==== Material supplied ====

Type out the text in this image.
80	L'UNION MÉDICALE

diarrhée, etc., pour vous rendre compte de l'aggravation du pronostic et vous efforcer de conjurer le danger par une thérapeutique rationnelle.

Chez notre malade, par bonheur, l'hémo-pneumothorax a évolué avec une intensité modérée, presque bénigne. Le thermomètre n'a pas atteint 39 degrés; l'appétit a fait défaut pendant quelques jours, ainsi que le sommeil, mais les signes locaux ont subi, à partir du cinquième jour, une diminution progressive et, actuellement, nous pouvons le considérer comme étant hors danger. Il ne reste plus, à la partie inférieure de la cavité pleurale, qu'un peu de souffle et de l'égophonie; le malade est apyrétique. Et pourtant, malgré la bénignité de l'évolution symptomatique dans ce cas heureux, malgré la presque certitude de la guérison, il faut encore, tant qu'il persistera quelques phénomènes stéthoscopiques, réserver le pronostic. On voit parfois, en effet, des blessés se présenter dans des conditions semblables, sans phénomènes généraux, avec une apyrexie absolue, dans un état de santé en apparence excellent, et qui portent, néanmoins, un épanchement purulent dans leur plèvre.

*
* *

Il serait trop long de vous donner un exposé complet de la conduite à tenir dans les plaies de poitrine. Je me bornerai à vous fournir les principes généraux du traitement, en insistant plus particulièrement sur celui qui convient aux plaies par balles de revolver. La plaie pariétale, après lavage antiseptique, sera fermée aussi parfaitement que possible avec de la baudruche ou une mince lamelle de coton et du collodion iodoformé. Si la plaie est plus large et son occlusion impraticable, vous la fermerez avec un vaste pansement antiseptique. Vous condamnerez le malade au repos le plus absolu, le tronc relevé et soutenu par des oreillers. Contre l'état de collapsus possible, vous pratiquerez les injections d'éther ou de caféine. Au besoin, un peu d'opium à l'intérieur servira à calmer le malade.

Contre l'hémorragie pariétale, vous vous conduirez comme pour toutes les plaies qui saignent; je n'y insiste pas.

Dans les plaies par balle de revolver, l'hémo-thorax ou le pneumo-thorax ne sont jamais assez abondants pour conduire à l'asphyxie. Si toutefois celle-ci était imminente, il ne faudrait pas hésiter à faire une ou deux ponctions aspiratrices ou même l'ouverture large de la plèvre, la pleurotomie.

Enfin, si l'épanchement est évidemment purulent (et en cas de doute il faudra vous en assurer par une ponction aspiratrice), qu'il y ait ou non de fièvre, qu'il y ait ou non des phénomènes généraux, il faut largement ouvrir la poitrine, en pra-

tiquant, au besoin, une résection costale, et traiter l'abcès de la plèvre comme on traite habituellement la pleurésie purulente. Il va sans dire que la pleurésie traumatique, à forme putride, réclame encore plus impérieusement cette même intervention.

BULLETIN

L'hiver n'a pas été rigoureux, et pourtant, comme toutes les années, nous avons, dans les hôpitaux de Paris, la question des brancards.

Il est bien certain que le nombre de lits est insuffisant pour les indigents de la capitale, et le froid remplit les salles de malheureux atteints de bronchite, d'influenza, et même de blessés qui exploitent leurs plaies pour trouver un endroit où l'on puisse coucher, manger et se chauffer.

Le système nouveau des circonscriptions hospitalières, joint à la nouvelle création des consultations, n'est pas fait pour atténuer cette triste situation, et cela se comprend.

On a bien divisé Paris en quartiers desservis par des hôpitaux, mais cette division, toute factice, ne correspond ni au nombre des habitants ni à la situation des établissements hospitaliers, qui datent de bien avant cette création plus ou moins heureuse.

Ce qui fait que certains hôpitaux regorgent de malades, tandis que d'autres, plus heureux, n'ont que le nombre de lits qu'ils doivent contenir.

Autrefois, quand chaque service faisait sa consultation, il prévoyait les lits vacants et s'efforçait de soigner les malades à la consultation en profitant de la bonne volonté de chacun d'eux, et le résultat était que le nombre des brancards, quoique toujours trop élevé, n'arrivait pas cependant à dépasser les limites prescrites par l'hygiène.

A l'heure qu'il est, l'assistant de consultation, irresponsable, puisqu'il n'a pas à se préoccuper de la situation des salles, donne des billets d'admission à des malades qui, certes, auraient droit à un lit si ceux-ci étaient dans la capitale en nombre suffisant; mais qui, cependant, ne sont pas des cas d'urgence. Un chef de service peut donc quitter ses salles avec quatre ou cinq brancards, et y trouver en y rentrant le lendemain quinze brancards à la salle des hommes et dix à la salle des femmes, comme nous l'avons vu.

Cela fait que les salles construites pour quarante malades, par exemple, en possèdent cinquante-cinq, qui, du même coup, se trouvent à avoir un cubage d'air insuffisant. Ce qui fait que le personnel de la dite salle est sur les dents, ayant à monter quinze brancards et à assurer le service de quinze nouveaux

====

- _Instructions for the task_: In this exercise, repeat all entries exactly.

- _The answer_:
Type out the text in this image.
80	L'UNION MÉDICALE

diarrhée, etc., pour vous rendre compte de l'aggravation du pronostic et vous efforcer de conjurer le danger par une thérapeutique rationnelle.

Chez notre malade, par bonheur, l'hémo-pneumothorax a évolué avec une intensité modérée, presque bénigne. Le thermomètre n'a pas atteint 39 degrés; l'appétit a fait défaut pendant quelques jours, ainsi que le sommeil, mais les signes locaux ont subi, à partir du cinquième jour, une diminution progressive et, actuellement, nous pouvons le considérer comme étant hors danger. Il ne reste plus, à la partie inférieure de la cavité pleurale, qu'un peu de souffle et de l'égophonie; le malade est apyrétique. Et pourtant, malgré la bénignité de l'évolution symptomatique dans ce cas heureux, malgré la presque certitude de la guérison, il faut encore, tant qu'il persistera quelques phénomènes stéthoscopiques, réserver le pronostic. On voit parfois, en effet, des blessés se présenter dans des conditions semblables, sans phénomènes généraux, avec une apyrexie absolue, dans un état de santé en apparence excellent, et qui portent, néanmoins, un épanchement purulent dans leur plèvre.

*
* *

Il serait trop long de vous donner un exposé complet de la conduite à tenir dans les plaies de poitrine. Je me bornerai à vous fournir les principes généraux du traitement, en insistant plus particulièrement sur celui qui convient aux plaies par balles de revolver. La plaie pariétale, après lavage antiseptique, sera fermée aussi parfaitement que possible avec de la baudruche ou une mince lamelle de coton et du collodion iodoformé. Si la plaie est plus large et son occlusion impraticable, vous la fermerez avec un vaste pansement antiseptique. Vous condamnerez le malade au repos le plus absolu, le tronc relevé et soutenu par des oreillers. Contre l'état de collapsus possible, vous pratiquerez les injections d'éther ou de caféine. Au besoin, un peu d'opium à l'intérieur servira à calmer le malade.

Contre l'hémorragie pariétale, vous vous conduirez comme pour toutes les plaies qui saignent; je n'y insiste pas.

Dans les plaies par balle de revolver, l'hémo-thorax ou le pneumo-thorax ne sont jamais assez abondants pour conduire à l'asphyxie. Si toutefois celle-ci était imminente, il ne faudrait pas hésiter à faire une ou deux ponctions aspiratrices ou même l'ouverture large de la plèvre, la pleurotomie.

Enfin, si l'épanchement est évidemment purulent (et en cas de doute il faudra vous en assurer par une ponction aspiratrice), qu'il y ait ou non de fièvre, qu'il y ait ou non des phénomènes généraux, il faut largement ouvrir la poitrine, en pra-

tiquant, au besoin, une résection costale, et traiter l'abcès de la plèvre comme on traite habituellement la pleurésie purulente. Il va sans dire que la pleurésie traumatique, à forme putride, réclame encore plus impérieusement cette même intervention.

BULLETIN

L'hiver n'a pas été rigoureux, et pourtant, comme toutes les années, nous avons, dans les hôpitaux de Paris, la question des brancards.

Il est bien certain que le nombre de lits est insuffisant pour les indigents de la capitale, et le froid remplit les salles de malheureux atteints de bronchite, d'influenza, et même de blessés qui exploitent leurs plaies pour trouver un endroit où l'on puisse coucher, manger et se chauffer.

Le système nouveau des circonscriptions hospitalières, joint à la nouvelle création des consultations, n'est pas fait pour atténuer cette triste situation, et cela se comprend.

On a bien divisé Paris en quartiers desservis par des hôpitaux, mais cette division, toute factice, ne correspond ni au nombre des habitants ni à la situation des établissements hospitaliers, qui datent de bien avant cette création plus ou moins heureuse.

Ce qui fait que certains hôpitaux regorgent de malades, tandis que d'autres, plus heureux, n'ont que le nombre de lits qu'ils doivent contenir.

Autrefois, quand chaque service faisait sa consultation, il prévoyait les lits vacants et s'efforçait de soigner les malades à la consultation en profitant de la bonne volonté de chacun d'eux, et le résultat était que le nombre des brancards, quoique toujours trop élevé, n'arrivait pas cependant à dépasser les limites prescrites par l'hygiène.

A l'heure qu'il est, l'assistant de consultation, irresponsable, puisqu'il n'a pas à se préoccuper de la situation des salles, donne des billets d'admission à des malades qui, certes, auraient droit à un lit si ceux-ci étaient dans la capitale en nombre suffisant; mais qui, cependant, ne sont pas des cas d'urgence. Un chef de service peut donc quitter ses salles avec quatre ou cinq brancards, et y trouver en y rentrant le lendemain quinze brancards à la salle des hommes et dix à la salle des femmes, comme nous l'avons vu.

Cela fait que les salles construites pour quarante malades, par exemple, en possèdent cinquante-cinq, qui, du même coup, se trouvent à avoir un cubage d'air insuffisant. Ce qui fait que le personnel de la dite salle est sur les dents, ayant à monter quinze brancards et à assurer le service de quinze nouveaux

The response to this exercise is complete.